[Exercise data]
· · · · · · ·
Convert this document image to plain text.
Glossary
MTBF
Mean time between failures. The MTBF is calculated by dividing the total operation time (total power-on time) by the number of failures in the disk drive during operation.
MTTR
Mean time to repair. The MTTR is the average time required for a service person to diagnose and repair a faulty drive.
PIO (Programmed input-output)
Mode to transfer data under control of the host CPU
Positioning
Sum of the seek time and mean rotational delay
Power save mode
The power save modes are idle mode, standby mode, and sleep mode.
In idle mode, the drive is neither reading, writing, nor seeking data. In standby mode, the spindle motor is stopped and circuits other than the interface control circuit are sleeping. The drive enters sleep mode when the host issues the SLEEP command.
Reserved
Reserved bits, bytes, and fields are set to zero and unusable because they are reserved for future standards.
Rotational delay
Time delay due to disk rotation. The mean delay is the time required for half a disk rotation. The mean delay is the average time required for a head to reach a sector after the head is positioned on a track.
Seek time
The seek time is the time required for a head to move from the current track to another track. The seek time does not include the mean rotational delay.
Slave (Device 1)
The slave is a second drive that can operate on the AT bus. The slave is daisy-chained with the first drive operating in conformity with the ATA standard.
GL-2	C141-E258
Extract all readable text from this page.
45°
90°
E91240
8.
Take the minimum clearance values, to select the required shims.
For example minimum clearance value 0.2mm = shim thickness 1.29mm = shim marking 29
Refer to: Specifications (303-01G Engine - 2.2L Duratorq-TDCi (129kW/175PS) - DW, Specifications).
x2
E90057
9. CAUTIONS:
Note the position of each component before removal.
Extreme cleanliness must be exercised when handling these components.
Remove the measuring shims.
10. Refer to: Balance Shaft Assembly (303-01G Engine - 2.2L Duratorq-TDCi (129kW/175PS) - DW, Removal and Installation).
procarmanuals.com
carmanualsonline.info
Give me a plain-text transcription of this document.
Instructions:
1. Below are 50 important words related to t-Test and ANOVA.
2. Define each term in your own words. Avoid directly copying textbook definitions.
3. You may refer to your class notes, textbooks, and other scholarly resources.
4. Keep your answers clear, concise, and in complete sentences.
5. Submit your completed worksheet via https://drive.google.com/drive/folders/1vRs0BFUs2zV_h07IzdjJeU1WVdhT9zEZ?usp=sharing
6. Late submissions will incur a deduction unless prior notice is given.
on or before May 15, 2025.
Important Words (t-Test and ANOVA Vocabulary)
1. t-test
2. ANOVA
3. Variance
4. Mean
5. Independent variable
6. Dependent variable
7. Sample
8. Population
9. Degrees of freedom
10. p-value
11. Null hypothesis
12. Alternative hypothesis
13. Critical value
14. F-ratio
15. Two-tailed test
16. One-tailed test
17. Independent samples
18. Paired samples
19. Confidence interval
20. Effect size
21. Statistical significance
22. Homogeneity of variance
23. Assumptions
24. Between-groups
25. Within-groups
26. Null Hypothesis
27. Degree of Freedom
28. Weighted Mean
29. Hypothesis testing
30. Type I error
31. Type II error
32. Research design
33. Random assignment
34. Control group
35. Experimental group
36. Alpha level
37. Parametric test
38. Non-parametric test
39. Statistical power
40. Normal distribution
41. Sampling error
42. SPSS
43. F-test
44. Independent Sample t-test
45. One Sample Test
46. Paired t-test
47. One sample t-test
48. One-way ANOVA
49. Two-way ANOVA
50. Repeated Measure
· · · · · · ·
[Aim]
Please output every record, keeping each line exact.

[Written answer]
Convert this document image to plain text.
Glossary
MTBF
Mean time between failures. The MTBF is calculated by dividing the total operation time (total power-on time) by the number of failures in the disk drive during operation.
MTTR
Mean time to repair. The MTTR is the average time required for a service person to diagnose and repair a faulty drive.
PIO (Programmed input-output)
Mode to transfer data under control of the host CPU
Positioning
Sum of the seek time and mean rotational delay
Power save mode
The power save modes are idle mode, standby mode, and sleep mode.
In idle mode, the drive is neither reading, writing, nor seeking data. In standby mode, the spindle motor is stopped and circuits other than the interface control circuit are sleeping. The drive enters sleep mode when the host issues the SLEEP command.
Reserved
Reserved bits, bytes, and fields are set to zero and unusable because they are reserved for future standards.
Rotational delay
Time delay due to disk rotation. The mean delay is the time required for half a disk rotation. The mean delay is the average time required for a head to reach a sector after the head is positioned on a track.
Seek time
The seek time is the time required for a head to move from the current track to another track. The seek time does not include the mean rotational delay.
Slave (Device 1)
The slave is a second drive that can operate on the AT bus. The slave is daisy-chained with the first drive operating in conformity with the ATA standard.
GL-2	C141-E258
Extract all readable text from this page.
45°
90°
E91240
8.
Take the minimum clearance values, to select the required shims.
For example minimum clearance value 0.2mm = shim thickness 1.29mm = shim marking 29
Refer to: Specifications (303-01G Engine - 2.2L Duratorq-TDCi (129kW/175PS) - DW, Specifications).
x2
E90057
9. CAUTIONS:
Note the position of each component before removal.
Extreme cleanliness must be exercised when handling these components.
Remove the measuring shims.
10. Refer to: Balance Shaft Assembly (303-01G Engine - 2.2L Duratorq-TDCi (129kW/175PS) - DW, Removal and Installation).
procarmanuals.com
carmanualsonline.info
Give me a plain-text transcription of this document.
Instructions:
1. Below are 50 important words related to t-Test and ANOVA.
2. Define each term in your own words. Avoid directly copying textbook definitions.
3. You may refer to your class notes, textbooks, and other scholarly resources.
4. Keep your answers clear, concise, and in complete sentences.
5. Submit your completed worksheet via https://drive.google.com/drive/folders/1vRs0BFUs2zV_h07IzdjJeU1WVdhT9zEZ?usp=sharing
6. Late submissions will incur a deduction unless prior notice is given.
on or before May 15, 2025.
Important Words (t-Test and ANOVA Vocabulary)
1. t-test
2. ANOVA
3. Variance
4. Mean
5. Independent variable
6. Dependent variable
7. Sample
8. Population
9. Degrees of freedom
10. p-value
11. Null hypothesis
12. Alternative hypothesis
13. Critical value
14. F-ratio
15. Two-tailed test
16. One-tailed test
17. Independent samples
18. Paired samples
19. Confidence interval
20. Effect size
21. Statistical significance
22. Homogeneity of variance
23. Assumptions
24. Between-groups
25. Within-groups
26. Null Hypothesis
27. Degree of Freedom
28. Weighted Mean
29. Hypothesis testing
30. Type I error
31. Type II error
32. Research design
33. Random assignment
34. Control group
35. Experimental group
36. Alpha level
37. Parametric test
38. Non-parametric test
39. Statistical power
40. Normal distribution
41. Sampling error
42. SPSS
43. F-test
44. Independent Sample t-test
45. One Sample Test
46. Paired t-test
47. One sample t-test
48. One-way ANOVA
49. Two-way ANOVA
50. Repeated Measure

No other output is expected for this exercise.